* start *

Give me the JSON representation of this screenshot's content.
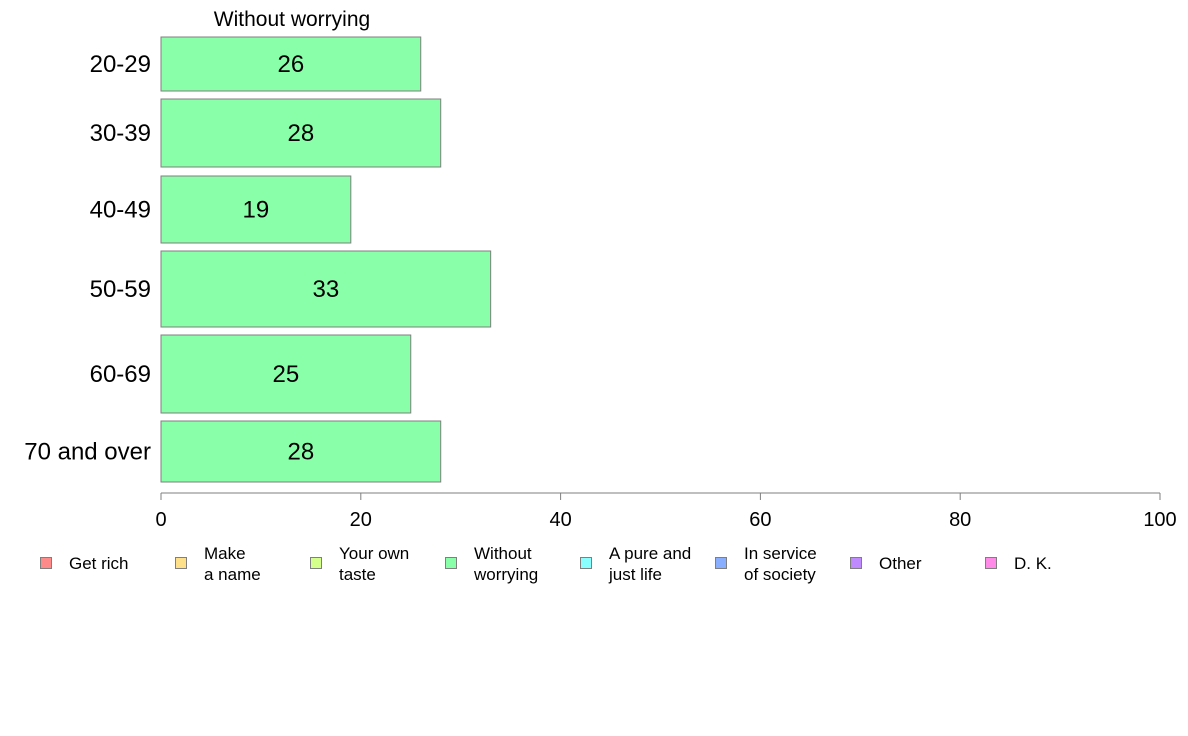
{
  "chart_data": {
    "type": "bar",
    "orientation": "horizontal",
    "title": "Without worrying",
    "categories": [
      "20-29",
      "30-39",
      "40-49",
      "50-59",
      "60-69",
      "70 and over"
    ],
    "series": [
      {
        "name": "Without worrying",
        "values": [
          26,
          28,
          19,
          33,
          25,
          28
        ],
        "color": "#8AFFAA"
      }
    ],
    "data_labels": [
      "26",
      "28",
      "19",
      "33",
      "25",
      "28"
    ],
    "xlim": [
      0,
      100
    ],
    "xticks": [
      0,
      20,
      40,
      60,
      80,
      100
    ],
    "grid": false,
    "legend": {
      "position": "bottom",
      "entries": [
        {
          "label": "Get rich",
          "color": "#FF8A8A"
        },
        {
          "label": "Make\na name",
          "color": "#FFE08A"
        },
        {
          "label": "Your own\ntaste",
          "color": "#D4FF8A"
        },
        {
          "label": "Without\nworrying",
          "color": "#8AFFAA"
        },
        {
          "label": "A pure and\njust life",
          "color": "#8AFFFF"
        },
        {
          "label": "In service\nof society",
          "color": "#8AAEFF"
        },
        {
          "label": "Other",
          "color": "#C08AFF"
        },
        {
          "label": "D. K.",
          "color": "#FF8AE8"
        }
      ]
    }
  }
}
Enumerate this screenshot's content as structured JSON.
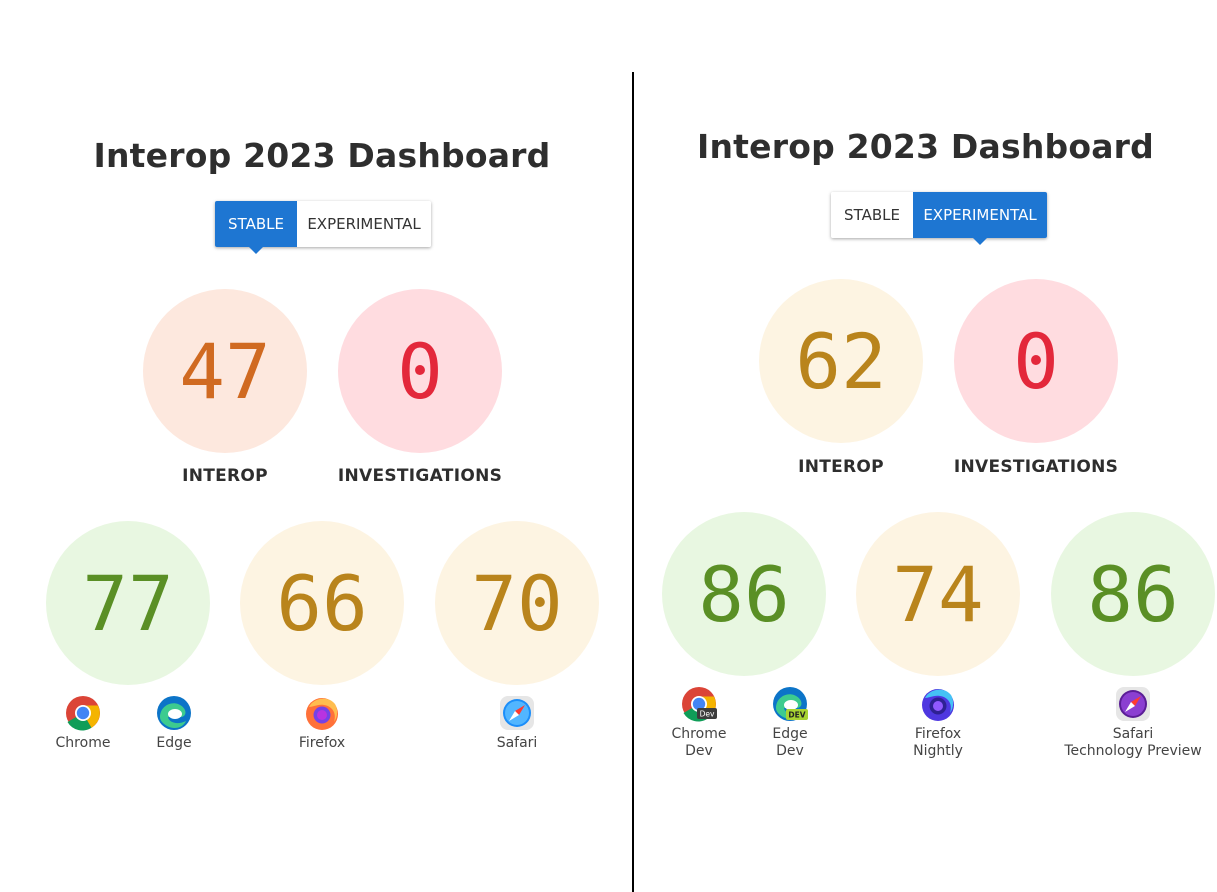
{
  "left": {
    "title": "Interop 2023 Dashboard",
    "toggle": {
      "stable_label": "STABLE",
      "experimental_label": "EXPERIMENTAL",
      "selected": "STABLE"
    },
    "summary": [
      {
        "label": "INTEROP",
        "score": "47",
        "color": "orange"
      },
      {
        "label": "INVESTIGATIONS",
        "score": "0",
        "color": "red"
      }
    ],
    "browsers": [
      {
        "score": "77",
        "color": "green"
      },
      {
        "score": "66",
        "color": "yellow"
      },
      {
        "score": "70",
        "color": "yellow"
      }
    ],
    "browser_names": [
      "Chrome",
      "Edge",
      "Firefox",
      "Safari"
    ]
  },
  "right": {
    "title": "Interop 2023 Dashboard",
    "toggle": {
      "stable_label": "STABLE",
      "experimental_label": "EXPERIMENTAL",
      "selected": "EXPERIMENTAL"
    },
    "summary": [
      {
        "label": "INTEROP",
        "score": "62",
        "color": "yellow"
      },
      {
        "label": "INVESTIGATIONS",
        "score": "0",
        "color": "red"
      }
    ],
    "browsers": [
      {
        "score": "86",
        "color": "green"
      },
      {
        "score": "74",
        "color": "yellow"
      },
      {
        "score": "86",
        "color": "green"
      }
    ],
    "browser_names": [
      {
        "line1": "Chrome",
        "line2": "Dev"
      },
      {
        "line1": "Edge",
        "line2": "Dev"
      },
      {
        "line1": "Firefox",
        "line2": "Nightly"
      },
      {
        "line1": "Safari",
        "line2": "Technology Preview"
      }
    ]
  },
  "icons": [
    "chrome-icon",
    "edge-icon",
    "firefox-icon",
    "safari-icon"
  ],
  "colors": {
    "accent": "#1e76d2",
    "orange_bg": "#fde8de",
    "orange_fg": "#d06a21",
    "red_bg": "#ffdce0",
    "red_fg": "#e3283b",
    "green_bg": "#e8f7e1",
    "green_fg": "#5a8f25",
    "yellow_bg": "#fdf4e2",
    "yellow_fg": "#b9841c"
  }
}
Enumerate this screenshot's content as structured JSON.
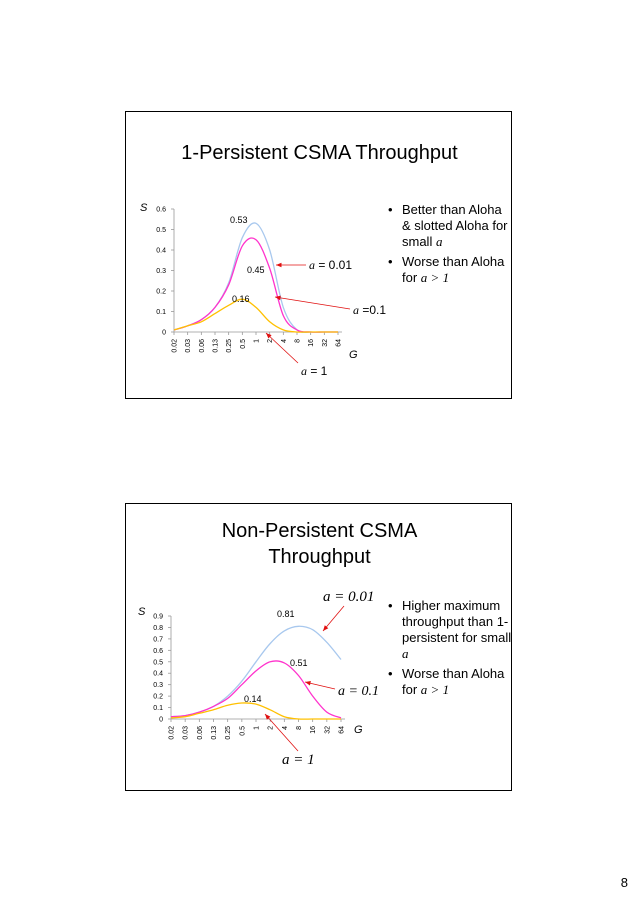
{
  "page_number": "8",
  "slides": [
    {
      "title": "1-Persistent CSMA Throughput",
      "bullets": [
        {
          "text": "Better than Aloha & slotted Aloha for small ",
          "math": "a"
        },
        {
          "text": "Worse than Aloha for ",
          "math": "a > 1"
        }
      ]
    },
    {
      "title_line1": "Non-Persistent CSMA",
      "title_line2": "Throughput",
      "bullets": [
        {
          "text": "Higher maximum throughput than 1-persistent for small ",
          "math": "a"
        },
        {
          "text": "Worse than Aloha for ",
          "math": "a > 1"
        }
      ]
    }
  ],
  "chart_data": [
    {
      "type": "line",
      "ylabel": "S",
      "xlabel": "G",
      "ylim": [
        0,
        0.6
      ],
      "yticks": [
        "0",
        "0.1",
        "0.2",
        "0.3",
        "0.4",
        "0.5",
        "0.6"
      ],
      "categories": [
        "0.02",
        "0.03",
        "0.06",
        "0.13",
        "0.25",
        "0.5",
        "1",
        "2",
        "4",
        "8",
        "16",
        "32",
        "64"
      ],
      "series": [
        {
          "name": "a = 0.01",
          "color": "#a8c8ee",
          "values": [
            0.01,
            0.03,
            0.06,
            0.12,
            0.24,
            0.46,
            0.53,
            0.4,
            0.12,
            0.01,
            0.0,
            0.0,
            0.0
          ]
        },
        {
          "name": "a = 0.1",
          "color": "#ff33cc",
          "values": [
            0.01,
            0.03,
            0.06,
            0.12,
            0.23,
            0.42,
            0.45,
            0.31,
            0.08,
            0.01,
            0.0,
            0.0,
            0.0
          ]
        },
        {
          "name": "a = 1",
          "color": "#ffc000",
          "values": [
            0.01,
            0.03,
            0.05,
            0.09,
            0.13,
            0.16,
            0.12,
            0.05,
            0.01,
            0.0,
            0.0,
            0.0,
            0.0
          ]
        }
      ],
      "data_labels": [
        "0.53",
        "0.45",
        "0.16"
      ],
      "annotations": [
        {
          "math": "a",
          "rest": " = 0.01"
        },
        {
          "math": "a",
          "rest": " =0.1"
        },
        {
          "math": "a",
          "rest": " = 1"
        }
      ]
    },
    {
      "type": "line",
      "ylabel": "S",
      "xlabel": "G",
      "ylim": [
        0,
        0.9
      ],
      "yticks": [
        "0",
        "0.1",
        "0.2",
        "0.3",
        "0.4",
        "0.5",
        "0.6",
        "0.7",
        "0.8",
        "0.9"
      ],
      "categories": [
        "0.02",
        "0.03",
        "0.06",
        "0.13",
        "0.25",
        "0.5",
        "1",
        "2",
        "4",
        "8",
        "16",
        "32",
        "64"
      ],
      "series": [
        {
          "name": "a = 0.01",
          "color": "#a8c8ee",
          "values": [
            0.02,
            0.03,
            0.06,
            0.11,
            0.2,
            0.33,
            0.5,
            0.66,
            0.77,
            0.81,
            0.78,
            0.67,
            0.52
          ]
        },
        {
          "name": "a = 0.1",
          "color": "#ff33cc",
          "values": [
            0.02,
            0.03,
            0.06,
            0.11,
            0.18,
            0.3,
            0.42,
            0.5,
            0.49,
            0.38,
            0.2,
            0.06,
            0.01
          ]
        },
        {
          "name": "a = 1",
          "color": "#ffc000",
          "values": [
            0.01,
            0.02,
            0.05,
            0.08,
            0.12,
            0.14,
            0.13,
            0.08,
            0.02,
            0.0,
            0.0,
            0.0,
            0.0
          ]
        }
      ],
      "data_labels": [
        "0.81",
        "0.51",
        "0.14"
      ],
      "annotations": [
        {
          "text": "a = 0.01"
        },
        {
          "text": "a = 0.1"
        },
        {
          "text": "a = 1"
        }
      ]
    }
  ]
}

* end *

[Written problem] Copy every record above exactly, leaving out the pictures.

[Answer to this exercise]
Give me the JSON representation of this screenshot's content.
{
  "chart_data": {
    "type": "bar",
    "orientation": "horizontal",
    "title": "Without worrying",
    "categories": [
      "20-29",
      "30-39",
      "40-49",
      "50-59",
      "60-69",
      "70 and over"
    ],
    "series": [
      {
        "name": "Without worrying",
        "values": [
          26,
          28,
          19,
          33,
          25,
          28
        ],
        "color": "#8AFFAA"
      }
    ],
    "data_labels": [
      "26",
      "28",
      "19",
      "33",
      "25",
      "28"
    ],
    "xlim": [
      0,
      100
    ],
    "xticks": [
      0,
      20,
      40,
      60,
      80,
      100
    ],
    "grid": false,
    "legend": {
      "position": "bottom",
      "entries": [
        {
          "label": "Get rich",
          "color": "#FF8A8A"
        },
        {
          "label": "Make\na name",
          "color": "#FFE08A"
        },
        {
          "label": "Your own\ntaste",
          "color": "#D4FF8A"
        },
        {
          "label": "Without\nworrying",
          "color": "#8AFFAA"
        },
        {
          "label": "A pure and\njust life",
          "color": "#8AFFFF"
        },
        {
          "label": "In service\nof society",
          "color": "#8AAEFF"
        },
        {
          "label": "Other",
          "color": "#C08AFF"
        },
        {
          "label": "D. K.",
          "color": "#FF8AE8"
        }
      ]
    }
  }
}
Enumerate this screenshot's content as structured JSON.
{
  "left": {
    "title": "Interop 2023 Dashboard",
    "toggle": {
      "stable_label": "STABLE",
      "experimental_label": "EXPERIMENTAL",
      "selected": "STABLE"
    },
    "summary": [
      {
        "label": "INTEROP",
        "score": "47",
        "color": "orange"
      },
      {
        "label": "INVESTIGATIONS",
        "score": "0",
        "color": "red"
      }
    ],
    "browsers": [
      {
        "score": "77",
        "color": "green"
      },
      {
        "score": "66",
        "color": "yellow"
      },
      {
        "score": "70",
        "color": "yellow"
      }
    ],
    "browser_names": [
      "Chrome",
      "Edge",
      "Firefox",
      "Safari"
    ]
  },
  "right": {
    "title": "Interop 2023 Dashboard",
    "toggle": {
      "stable_label": "STABLE",
      "experimental_label": "EXPERIMENTAL",
      "selected": "EXPERIMENTAL"
    },
    "summary": [
      {
        "label": "INTEROP",
        "score": "62",
        "color": "yellow"
      },
      {
        "label": "INVESTIGATIONS",
        "score": "0",
        "color": "red"
      }
    ],
    "browsers": [
      {
        "score": "86",
        "color": "green"
      },
      {
        "score": "74",
        "color": "yellow"
      },
      {
        "score": "86",
        "color": "green"
      }
    ],
    "browser_names": [
      {
        "line1": "Chrome",
        "line2": "Dev"
      },
      {
        "line1": "Edge",
        "line2": "Dev"
      },
      {
        "line1": "Firefox",
        "line2": "Nightly"
      },
      {
        "line1": "Safari",
        "line2": "Technology Preview"
      }
    ]
  },
  "icons": [
    "chrome-icon",
    "edge-icon",
    "firefox-icon",
    "safari-icon"
  ],
  "colors": {
    "accent": "#1e76d2",
    "orange_bg": "#fde8de",
    "orange_fg": "#d06a21",
    "red_bg": "#ffdce0",
    "red_fg": "#e3283b",
    "green_bg": "#e8f7e1",
    "green_fg": "#5a8f25",
    "yellow_bg": "#fdf4e2",
    "yellow_fg": "#b9841c"
  }
}
Enumerate this screenshot's content as structured JSON.
{
  "page_number": "8",
  "slides": [
    {
      "title": "1-Persistent CSMA Throughput",
      "bullets": [
        {
          "text": "Better than Aloha & slotted Aloha for small ",
          "math": "a"
        },
        {
          "text": "Worse than Aloha for ",
          "math": "a > 1"
        }
      ]
    },
    {
      "title_line1": "Non-Persistent CSMA",
      "title_line2": "Throughput",
      "bullets": [
        {
          "text": "Higher maximum throughput than 1-persistent for small ",
          "math": "a"
        },
        {
          "text": "Worse than Aloha for ",
          "math": "a > 1"
        }
      ]
    }
  ],
  "chart_data": [
    {
      "type": "line",
      "ylabel": "S",
      "xlabel": "G",
      "ylim": [
        0,
        0.6
      ],
      "yticks": [
        "0",
        "0.1",
        "0.2",
        "0.3",
        "0.4",
        "0.5",
        "0.6"
      ],
      "categories": [
        "0.02",
        "0.03",
        "0.06",
        "0.13",
        "0.25",
        "0.5",
        "1",
        "2",
        "4",
        "8",
        "16",
        "32",
        "64"
      ],
      "series": [
        {
          "name": "a = 0.01",
          "color": "#a8c8ee",
          "values": [
            0.01,
            0.03,
            0.06,
            0.12,
            0.24,
            0.46,
            0.53,
            0.4,
            0.12,
            0.01,
            0.0,
            0.0,
            0.0
          ]
        },
        {
          "name": "a = 0.1",
          "color": "#ff33cc",
          "values": [
            0.01,
            0.03,
            0.06,
            0.12,
            0.23,
            0.42,
            0.45,
            0.31,
            0.08,
            0.01,
            0.0,
            0.0,
            0.0
          ]
        },
        {
          "name": "a = 1",
          "color": "#ffc000",
          "values": [
            0.01,
            0.03,
            0.05,
            0.09,
            0.13,
            0.16,
            0.12,
            0.05,
            0.01,
            0.0,
            0.0,
            0.0,
            0.0
          ]
        }
      ],
      "data_labels": [
        "0.53",
        "0.45",
        "0.16"
      ],
      "annotations": [
        {
          "math": "a",
          "rest": " = 0.01"
        },
        {
          "math": "a",
          "rest": " =0.1"
        },
        {
          "math": "a",
          "rest": " = 1"
        }
      ]
    },
    {
      "type": "line",
      "ylabel": "S",
      "xlabel": "G",
      "ylim": [
        0,
        0.9
      ],
      "yticks": [
        "0",
        "0.1",
        "0.2",
        "0.3",
        "0.4",
        "0.5",
        "0.6",
        "0.7",
        "0.8",
        "0.9"
      ],
      "categories": [
        "0.02",
        "0.03",
        "0.06",
        "0.13",
        "0.25",
        "0.5",
        "1",
        "2",
        "4",
        "8",
        "16",
        "32",
        "64"
      ],
      "series": [
        {
          "name": "a = 0.01",
          "color": "#a8c8ee",
          "values": [
            0.02,
            0.03,
            0.06,
            0.11,
            0.2,
            0.33,
            0.5,
            0.66,
            0.77,
            0.81,
            0.78,
            0.67,
            0.52
          ]
        },
        {
          "name": "a = 0.1",
          "color": "#ff33cc",
          "values": [
            0.02,
            0.03,
            0.06,
            0.11,
            0.18,
            0.3,
            0.42,
            0.5,
            0.49,
            0.38,
            0.2,
            0.06,
            0.01
          ]
        },
        {
          "name": "a = 1",
          "color": "#ffc000",
          "values": [
            0.01,
            0.02,
            0.05,
            0.08,
            0.12,
            0.14,
            0.13,
            0.08,
            0.02,
            0.0,
            0.0,
            0.0,
            0.0
          ]
        }
      ],
      "data_labels": [
        "0.81",
        "0.51",
        "0.14"
      ],
      "annotations": [
        {
          "text": "a = 0.01"
        },
        {
          "text": "a = 0.1"
        },
        {
          "text": "a = 1"
        }
      ]
    }
  ]
}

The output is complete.